• _Stated task_:
Extract every line that contains the word "natural".

===

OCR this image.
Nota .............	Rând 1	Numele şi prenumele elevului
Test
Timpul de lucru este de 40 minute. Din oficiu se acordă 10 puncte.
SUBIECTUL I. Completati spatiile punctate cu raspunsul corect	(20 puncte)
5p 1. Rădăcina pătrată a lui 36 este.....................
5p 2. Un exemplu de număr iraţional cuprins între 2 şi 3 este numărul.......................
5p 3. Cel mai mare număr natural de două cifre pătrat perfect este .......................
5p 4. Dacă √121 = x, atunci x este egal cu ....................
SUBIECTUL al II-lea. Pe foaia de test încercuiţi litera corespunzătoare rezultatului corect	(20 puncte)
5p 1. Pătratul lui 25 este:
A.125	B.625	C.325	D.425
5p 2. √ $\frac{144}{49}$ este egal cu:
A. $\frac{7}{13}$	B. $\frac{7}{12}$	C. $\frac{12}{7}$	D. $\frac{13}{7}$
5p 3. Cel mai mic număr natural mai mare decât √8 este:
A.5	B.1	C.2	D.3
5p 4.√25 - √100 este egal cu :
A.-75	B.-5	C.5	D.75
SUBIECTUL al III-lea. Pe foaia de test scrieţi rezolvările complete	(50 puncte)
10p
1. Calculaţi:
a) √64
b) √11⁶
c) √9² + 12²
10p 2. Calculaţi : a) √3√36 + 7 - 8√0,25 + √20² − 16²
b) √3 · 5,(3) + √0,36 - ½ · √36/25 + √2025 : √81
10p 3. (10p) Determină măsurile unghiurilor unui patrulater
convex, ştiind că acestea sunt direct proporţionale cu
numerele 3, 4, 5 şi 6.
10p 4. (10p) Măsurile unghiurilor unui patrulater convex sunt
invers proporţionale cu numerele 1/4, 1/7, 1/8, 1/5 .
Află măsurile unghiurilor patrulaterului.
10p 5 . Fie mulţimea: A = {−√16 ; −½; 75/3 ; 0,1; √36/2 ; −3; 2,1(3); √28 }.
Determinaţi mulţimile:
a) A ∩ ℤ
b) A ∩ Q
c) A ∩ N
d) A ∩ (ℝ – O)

===

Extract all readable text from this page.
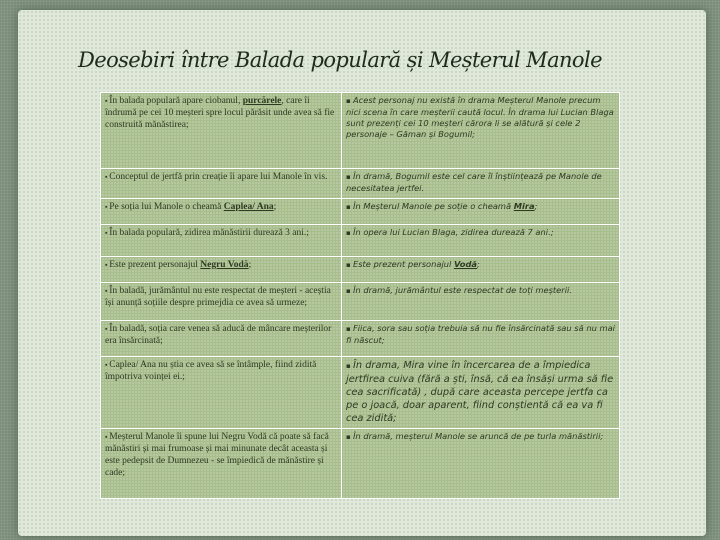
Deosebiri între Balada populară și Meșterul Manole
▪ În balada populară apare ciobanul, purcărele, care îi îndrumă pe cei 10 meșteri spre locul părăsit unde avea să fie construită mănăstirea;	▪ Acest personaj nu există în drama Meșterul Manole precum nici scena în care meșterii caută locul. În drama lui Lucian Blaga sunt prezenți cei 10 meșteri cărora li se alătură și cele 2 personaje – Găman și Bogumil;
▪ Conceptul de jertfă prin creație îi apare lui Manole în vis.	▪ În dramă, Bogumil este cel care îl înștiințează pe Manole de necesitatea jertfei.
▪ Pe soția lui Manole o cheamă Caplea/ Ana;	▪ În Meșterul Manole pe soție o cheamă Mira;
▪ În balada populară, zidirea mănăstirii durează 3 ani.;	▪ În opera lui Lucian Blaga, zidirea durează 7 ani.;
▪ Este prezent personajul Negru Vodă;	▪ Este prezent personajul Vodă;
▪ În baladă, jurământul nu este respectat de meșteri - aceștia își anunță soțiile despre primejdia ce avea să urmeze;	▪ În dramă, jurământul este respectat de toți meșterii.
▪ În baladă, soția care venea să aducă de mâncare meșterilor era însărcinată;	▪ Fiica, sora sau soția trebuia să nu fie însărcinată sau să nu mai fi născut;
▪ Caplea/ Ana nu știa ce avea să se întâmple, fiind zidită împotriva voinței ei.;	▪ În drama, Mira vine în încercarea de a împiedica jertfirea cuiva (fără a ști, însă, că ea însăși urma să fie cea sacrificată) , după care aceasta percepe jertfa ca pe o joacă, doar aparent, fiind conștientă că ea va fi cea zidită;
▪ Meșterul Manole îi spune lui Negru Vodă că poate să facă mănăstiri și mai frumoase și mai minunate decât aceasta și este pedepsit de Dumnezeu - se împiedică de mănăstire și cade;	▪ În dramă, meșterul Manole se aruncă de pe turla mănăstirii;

===

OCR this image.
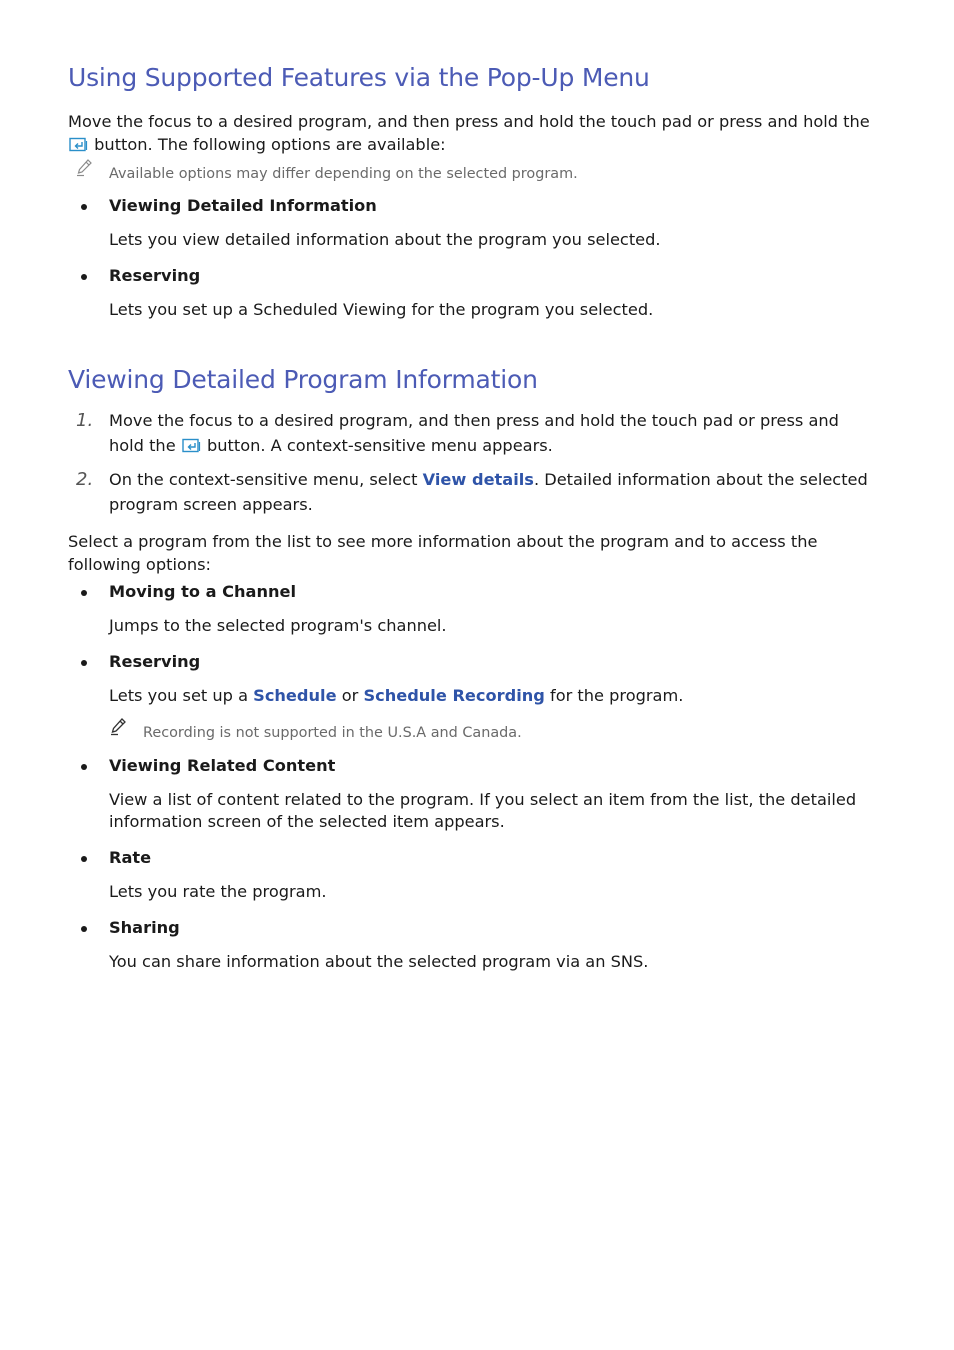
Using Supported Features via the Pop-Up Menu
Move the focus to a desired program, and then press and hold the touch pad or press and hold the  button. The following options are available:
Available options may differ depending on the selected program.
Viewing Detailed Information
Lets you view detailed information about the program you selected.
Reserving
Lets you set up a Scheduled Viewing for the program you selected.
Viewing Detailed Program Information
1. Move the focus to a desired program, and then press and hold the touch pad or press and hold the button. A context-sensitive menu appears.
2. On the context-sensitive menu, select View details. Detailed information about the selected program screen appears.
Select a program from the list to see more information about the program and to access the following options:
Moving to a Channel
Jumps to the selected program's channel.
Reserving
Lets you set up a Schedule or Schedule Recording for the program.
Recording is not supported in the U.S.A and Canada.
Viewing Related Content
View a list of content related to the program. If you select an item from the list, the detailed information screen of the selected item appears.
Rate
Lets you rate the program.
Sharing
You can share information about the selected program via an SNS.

===

• _Final answer_:
5p 3. Cel mai mare număr natural de două cifre pătrat perfect este .......................
5p 3. Cel mai mic număr natural mai mare decât √8 este:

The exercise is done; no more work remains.